Set task:
Report every line below that holds the word "JSON".

======

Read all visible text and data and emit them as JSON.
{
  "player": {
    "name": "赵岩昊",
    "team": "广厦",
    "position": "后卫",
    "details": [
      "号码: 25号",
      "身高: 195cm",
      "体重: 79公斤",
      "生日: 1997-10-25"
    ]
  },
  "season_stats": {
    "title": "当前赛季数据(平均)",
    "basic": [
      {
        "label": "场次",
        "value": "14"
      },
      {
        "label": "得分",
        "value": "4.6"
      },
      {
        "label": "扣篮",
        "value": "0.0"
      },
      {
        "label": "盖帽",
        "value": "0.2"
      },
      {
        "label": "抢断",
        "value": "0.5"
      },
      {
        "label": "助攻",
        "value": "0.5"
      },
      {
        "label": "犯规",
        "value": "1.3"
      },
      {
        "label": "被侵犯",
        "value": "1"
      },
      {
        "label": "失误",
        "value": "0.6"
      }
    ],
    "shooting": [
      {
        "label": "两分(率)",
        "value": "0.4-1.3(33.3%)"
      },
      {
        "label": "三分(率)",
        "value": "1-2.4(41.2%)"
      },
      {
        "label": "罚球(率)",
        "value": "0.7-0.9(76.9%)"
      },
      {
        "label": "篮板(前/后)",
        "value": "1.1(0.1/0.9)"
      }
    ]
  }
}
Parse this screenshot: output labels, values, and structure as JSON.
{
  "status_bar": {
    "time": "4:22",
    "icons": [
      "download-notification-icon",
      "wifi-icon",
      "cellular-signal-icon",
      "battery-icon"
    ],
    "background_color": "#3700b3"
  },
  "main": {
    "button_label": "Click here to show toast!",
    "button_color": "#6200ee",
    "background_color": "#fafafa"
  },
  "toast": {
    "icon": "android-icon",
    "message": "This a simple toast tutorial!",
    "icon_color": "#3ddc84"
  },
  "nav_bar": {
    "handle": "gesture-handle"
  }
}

======

Answer to the problem:
Read all visible text and data and emit them as JSON.
Parse this screenshot: output labels, values, and structure as JSON.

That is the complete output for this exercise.